§ DATA SHOWN
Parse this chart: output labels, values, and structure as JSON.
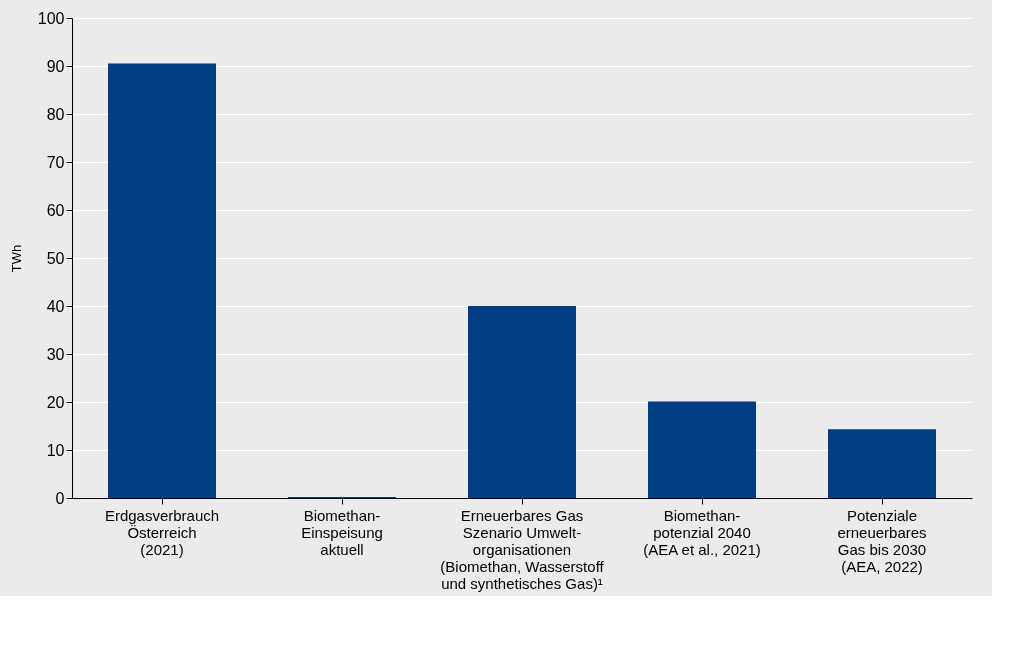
{
  "chart_data": {
    "type": "bar",
    "categories": [
      "Erdgasverbrauch\nÖsterreich\n(2021)",
      "Biomethan-\nEinspeisung\naktuell",
      "Erneuerbares Gas\nSzenario Umwelt-\norganisationen\n(Biomethan, Wasserstoff\nund synthetisches Gas)¹",
      "Biomethan-\npotenzial 2040\n(AEA et al., 2021)",
      "Potenziale\nerneuerbares\nGas bis 2030\n(AEA, 2022)"
    ],
    "values": [
      90.5,
      0.2,
      40,
      20.1,
      14.3
    ],
    "color": "#003d84",
    "ylabel": "TWh",
    "ylim": [
      0,
      100
    ],
    "yticks": [
      0,
      10,
      20,
      30,
      40,
      50,
      60,
      70,
      80,
      90,
      100
    ],
    "grid": "y"
  }
}
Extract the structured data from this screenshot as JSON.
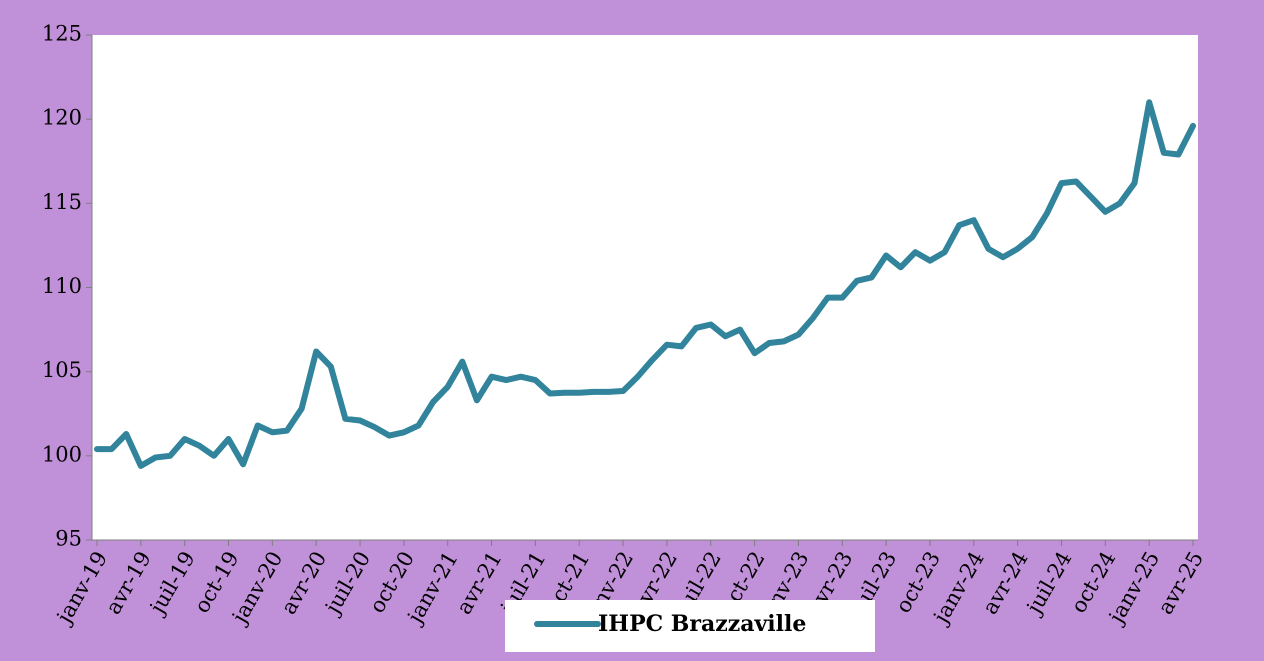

§ STATED GOAL
Leave the pictures out and reproduce each record exactly as written.

§ FINAL RESULT
Parse this chart: output labels, values, and structure as JSON.
{
  "chart_data": {
    "type": "bar",
    "categories": [
      "Erdgasverbrauch\nÖsterreich\n(2021)",
      "Biomethan-\nEinspeisung\naktuell",
      "Erneuerbares Gas\nSzenario Umwelt-\norganisationen\n(Biomethan, Wasserstoff\nund synthetisches Gas)¹",
      "Biomethan-\npotenzial 2040\n(AEA et al., 2021)",
      "Potenziale\nerneuerbares\nGas bis 2030\n(AEA, 2022)"
    ],
    "values": [
      90.5,
      0.2,
      40,
      20.1,
      14.3
    ],
    "color": "#003d84",
    "ylabel": "TWh",
    "ylim": [
      0,
      100
    ],
    "yticks": [
      0,
      10,
      20,
      30,
      40,
      50,
      60,
      70,
      80,
      90,
      100
    ],
    "grid": "y"
  }
}
Extract the structured data from this screenshot as JSON.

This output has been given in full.